[begin LISTED RECORDS]

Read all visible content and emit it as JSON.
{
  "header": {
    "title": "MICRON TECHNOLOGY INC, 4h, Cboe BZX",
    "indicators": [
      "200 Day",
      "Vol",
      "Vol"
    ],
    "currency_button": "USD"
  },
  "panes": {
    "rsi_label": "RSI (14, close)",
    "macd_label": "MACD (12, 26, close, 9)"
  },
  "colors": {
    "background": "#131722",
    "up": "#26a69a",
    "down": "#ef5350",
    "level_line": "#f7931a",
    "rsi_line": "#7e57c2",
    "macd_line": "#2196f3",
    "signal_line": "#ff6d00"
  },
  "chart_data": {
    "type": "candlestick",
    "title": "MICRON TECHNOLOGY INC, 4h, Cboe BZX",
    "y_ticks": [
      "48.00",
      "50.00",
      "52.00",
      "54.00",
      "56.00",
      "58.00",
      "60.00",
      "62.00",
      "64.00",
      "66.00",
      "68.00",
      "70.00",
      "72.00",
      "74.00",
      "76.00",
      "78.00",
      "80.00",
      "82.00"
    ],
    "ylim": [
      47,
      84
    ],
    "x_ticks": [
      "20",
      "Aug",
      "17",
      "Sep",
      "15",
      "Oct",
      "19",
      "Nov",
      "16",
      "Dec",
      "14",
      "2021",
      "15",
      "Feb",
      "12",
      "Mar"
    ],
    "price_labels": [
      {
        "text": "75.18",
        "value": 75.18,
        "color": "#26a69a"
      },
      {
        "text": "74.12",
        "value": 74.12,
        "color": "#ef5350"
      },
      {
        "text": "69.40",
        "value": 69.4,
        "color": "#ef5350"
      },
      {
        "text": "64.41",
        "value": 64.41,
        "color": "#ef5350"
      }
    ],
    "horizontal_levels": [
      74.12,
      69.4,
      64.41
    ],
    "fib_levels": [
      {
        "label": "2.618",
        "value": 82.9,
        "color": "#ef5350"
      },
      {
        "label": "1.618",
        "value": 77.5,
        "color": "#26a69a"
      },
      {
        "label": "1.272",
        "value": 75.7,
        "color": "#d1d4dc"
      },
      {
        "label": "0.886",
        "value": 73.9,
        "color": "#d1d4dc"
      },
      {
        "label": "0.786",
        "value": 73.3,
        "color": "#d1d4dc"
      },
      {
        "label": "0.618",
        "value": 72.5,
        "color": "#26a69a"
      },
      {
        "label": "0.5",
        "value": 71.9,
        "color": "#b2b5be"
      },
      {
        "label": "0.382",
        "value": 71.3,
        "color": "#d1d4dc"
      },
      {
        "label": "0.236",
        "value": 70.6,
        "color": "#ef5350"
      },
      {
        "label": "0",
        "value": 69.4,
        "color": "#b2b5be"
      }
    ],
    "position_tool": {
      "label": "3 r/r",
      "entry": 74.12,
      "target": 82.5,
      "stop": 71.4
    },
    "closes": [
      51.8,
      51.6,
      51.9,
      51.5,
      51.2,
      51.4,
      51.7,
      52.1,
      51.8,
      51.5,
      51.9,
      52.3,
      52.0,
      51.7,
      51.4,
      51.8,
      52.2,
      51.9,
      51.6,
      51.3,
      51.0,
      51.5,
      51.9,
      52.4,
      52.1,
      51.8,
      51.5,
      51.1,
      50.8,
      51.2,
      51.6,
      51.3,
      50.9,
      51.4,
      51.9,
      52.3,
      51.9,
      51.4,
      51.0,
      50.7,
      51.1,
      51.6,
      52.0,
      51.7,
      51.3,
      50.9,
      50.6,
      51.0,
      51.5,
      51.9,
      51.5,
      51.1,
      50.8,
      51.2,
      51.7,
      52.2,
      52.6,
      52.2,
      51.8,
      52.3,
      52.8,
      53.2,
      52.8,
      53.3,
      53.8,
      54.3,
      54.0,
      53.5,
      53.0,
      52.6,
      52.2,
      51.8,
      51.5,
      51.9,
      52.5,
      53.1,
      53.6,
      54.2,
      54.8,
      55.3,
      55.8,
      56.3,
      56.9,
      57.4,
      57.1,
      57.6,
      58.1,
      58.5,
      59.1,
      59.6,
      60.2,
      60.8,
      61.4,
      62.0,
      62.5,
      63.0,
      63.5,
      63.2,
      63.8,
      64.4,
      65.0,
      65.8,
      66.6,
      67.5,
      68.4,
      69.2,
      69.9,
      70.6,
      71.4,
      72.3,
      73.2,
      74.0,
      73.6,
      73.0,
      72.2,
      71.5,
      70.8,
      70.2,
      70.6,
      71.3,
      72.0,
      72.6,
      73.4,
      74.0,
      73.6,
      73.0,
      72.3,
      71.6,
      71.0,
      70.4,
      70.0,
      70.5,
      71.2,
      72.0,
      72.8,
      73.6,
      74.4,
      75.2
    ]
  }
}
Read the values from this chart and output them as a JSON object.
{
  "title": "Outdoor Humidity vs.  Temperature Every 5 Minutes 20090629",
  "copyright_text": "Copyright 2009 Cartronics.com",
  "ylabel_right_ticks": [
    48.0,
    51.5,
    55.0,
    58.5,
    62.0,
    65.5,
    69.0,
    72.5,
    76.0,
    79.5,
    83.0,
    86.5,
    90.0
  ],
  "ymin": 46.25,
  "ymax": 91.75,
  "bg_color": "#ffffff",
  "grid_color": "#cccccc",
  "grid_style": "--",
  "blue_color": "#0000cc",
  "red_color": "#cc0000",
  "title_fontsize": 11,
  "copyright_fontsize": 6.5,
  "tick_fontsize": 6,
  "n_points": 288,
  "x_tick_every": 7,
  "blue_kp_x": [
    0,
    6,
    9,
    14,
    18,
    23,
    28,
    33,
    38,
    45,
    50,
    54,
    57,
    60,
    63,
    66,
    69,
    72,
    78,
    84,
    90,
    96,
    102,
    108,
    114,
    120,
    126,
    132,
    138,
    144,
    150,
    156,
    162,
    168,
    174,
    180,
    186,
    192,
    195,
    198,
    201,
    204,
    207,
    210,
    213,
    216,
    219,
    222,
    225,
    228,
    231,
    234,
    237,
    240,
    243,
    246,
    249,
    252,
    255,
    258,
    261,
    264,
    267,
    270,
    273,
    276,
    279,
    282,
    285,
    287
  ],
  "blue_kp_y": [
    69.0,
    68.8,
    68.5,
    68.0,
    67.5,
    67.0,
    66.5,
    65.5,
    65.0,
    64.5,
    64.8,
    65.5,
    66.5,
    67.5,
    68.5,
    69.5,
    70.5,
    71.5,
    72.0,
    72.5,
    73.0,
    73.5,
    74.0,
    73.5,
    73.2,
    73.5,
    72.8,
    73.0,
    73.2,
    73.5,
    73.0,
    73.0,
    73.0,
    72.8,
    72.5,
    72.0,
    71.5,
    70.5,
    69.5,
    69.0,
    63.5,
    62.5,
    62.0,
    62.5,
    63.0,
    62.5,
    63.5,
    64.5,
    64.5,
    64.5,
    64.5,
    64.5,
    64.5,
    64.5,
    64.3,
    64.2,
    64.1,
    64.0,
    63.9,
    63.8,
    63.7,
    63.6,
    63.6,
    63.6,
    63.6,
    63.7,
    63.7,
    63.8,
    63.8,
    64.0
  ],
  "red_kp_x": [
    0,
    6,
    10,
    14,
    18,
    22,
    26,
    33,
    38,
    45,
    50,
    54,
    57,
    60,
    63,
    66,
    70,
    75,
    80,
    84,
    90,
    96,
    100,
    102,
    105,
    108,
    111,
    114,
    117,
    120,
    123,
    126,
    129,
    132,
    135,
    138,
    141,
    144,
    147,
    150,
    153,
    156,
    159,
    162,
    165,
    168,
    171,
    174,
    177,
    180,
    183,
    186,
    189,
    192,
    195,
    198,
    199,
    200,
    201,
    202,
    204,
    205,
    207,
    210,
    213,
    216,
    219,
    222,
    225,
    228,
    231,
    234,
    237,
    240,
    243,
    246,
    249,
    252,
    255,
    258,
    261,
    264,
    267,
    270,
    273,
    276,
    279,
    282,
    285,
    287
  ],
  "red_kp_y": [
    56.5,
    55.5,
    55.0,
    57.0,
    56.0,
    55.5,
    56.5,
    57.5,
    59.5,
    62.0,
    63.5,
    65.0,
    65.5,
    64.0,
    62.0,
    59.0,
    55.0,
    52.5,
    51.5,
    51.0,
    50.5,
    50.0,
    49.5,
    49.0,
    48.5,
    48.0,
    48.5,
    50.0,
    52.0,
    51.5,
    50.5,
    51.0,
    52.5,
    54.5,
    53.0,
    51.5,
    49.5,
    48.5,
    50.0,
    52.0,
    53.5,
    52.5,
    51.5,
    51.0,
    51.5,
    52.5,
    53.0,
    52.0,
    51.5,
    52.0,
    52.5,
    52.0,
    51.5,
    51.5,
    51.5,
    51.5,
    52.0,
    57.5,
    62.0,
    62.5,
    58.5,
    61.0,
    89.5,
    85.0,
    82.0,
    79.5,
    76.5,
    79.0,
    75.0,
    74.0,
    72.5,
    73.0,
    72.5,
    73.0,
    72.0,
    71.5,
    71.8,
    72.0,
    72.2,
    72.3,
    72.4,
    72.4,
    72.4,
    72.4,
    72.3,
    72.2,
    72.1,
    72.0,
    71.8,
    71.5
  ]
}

[end LISTED RECORDS]

### [WHAT TO PRODUCE]
Copy out the lines that hold "Read".

### [TASK SOLUTION]
Read all visible content and emit it as JSON.
Read the values from this chart and output them as a JSON object.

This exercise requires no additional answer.